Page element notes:

○ ○ ○ ○

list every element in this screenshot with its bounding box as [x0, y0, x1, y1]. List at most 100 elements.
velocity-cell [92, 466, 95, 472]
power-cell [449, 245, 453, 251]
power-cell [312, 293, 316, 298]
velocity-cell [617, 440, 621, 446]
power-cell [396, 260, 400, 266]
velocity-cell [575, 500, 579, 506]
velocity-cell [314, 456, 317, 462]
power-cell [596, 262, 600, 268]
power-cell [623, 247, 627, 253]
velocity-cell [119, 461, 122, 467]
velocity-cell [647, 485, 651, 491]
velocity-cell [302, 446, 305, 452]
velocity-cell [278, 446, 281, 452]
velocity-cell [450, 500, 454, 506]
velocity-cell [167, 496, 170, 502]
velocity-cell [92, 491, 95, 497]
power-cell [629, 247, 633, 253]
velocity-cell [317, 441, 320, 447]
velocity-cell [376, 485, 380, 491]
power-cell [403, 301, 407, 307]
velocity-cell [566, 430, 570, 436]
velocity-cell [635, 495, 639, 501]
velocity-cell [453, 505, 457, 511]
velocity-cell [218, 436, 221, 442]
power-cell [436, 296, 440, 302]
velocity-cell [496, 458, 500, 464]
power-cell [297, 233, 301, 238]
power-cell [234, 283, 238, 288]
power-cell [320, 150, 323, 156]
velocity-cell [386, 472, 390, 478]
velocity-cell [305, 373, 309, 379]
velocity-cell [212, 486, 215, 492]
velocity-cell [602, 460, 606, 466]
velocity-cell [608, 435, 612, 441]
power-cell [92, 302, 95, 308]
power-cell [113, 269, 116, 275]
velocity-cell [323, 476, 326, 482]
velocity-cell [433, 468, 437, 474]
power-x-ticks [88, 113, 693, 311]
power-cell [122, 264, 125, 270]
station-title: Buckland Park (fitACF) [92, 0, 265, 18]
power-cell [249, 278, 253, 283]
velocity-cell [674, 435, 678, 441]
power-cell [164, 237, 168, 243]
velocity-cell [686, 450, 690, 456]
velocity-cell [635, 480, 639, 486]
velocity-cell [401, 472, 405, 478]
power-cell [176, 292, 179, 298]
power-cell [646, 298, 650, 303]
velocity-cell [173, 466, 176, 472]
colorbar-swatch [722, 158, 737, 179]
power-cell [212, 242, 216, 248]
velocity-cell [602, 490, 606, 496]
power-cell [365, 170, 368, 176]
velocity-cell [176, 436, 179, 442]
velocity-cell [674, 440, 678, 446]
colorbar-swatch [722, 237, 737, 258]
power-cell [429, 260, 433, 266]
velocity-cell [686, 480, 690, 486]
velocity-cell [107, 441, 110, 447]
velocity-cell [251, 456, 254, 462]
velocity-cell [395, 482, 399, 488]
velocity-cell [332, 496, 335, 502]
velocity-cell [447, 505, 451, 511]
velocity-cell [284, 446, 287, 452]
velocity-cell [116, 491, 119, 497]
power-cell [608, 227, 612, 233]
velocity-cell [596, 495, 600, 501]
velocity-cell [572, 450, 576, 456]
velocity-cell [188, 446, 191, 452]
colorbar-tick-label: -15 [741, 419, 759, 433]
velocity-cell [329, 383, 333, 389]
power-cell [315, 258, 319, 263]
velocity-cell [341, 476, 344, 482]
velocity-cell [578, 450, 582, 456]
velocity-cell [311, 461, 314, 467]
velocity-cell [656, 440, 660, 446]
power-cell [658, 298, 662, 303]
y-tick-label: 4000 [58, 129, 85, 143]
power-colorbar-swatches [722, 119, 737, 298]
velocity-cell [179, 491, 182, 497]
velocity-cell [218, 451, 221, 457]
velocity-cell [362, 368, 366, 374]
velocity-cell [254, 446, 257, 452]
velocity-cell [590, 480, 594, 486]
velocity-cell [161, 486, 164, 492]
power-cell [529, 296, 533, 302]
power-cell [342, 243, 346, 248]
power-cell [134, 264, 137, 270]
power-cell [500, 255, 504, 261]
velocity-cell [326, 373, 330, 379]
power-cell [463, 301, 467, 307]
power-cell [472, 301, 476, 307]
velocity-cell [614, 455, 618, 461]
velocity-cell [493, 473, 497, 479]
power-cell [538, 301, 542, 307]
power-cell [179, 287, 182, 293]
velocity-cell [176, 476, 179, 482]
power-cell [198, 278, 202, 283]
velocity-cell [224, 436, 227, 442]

○ ○ ○ ○

EXERCISE BRIEF =
Count the lines in the entries above that contain the string "label", with case counting, and give only the number.

EXERCISE RESPONSE =
2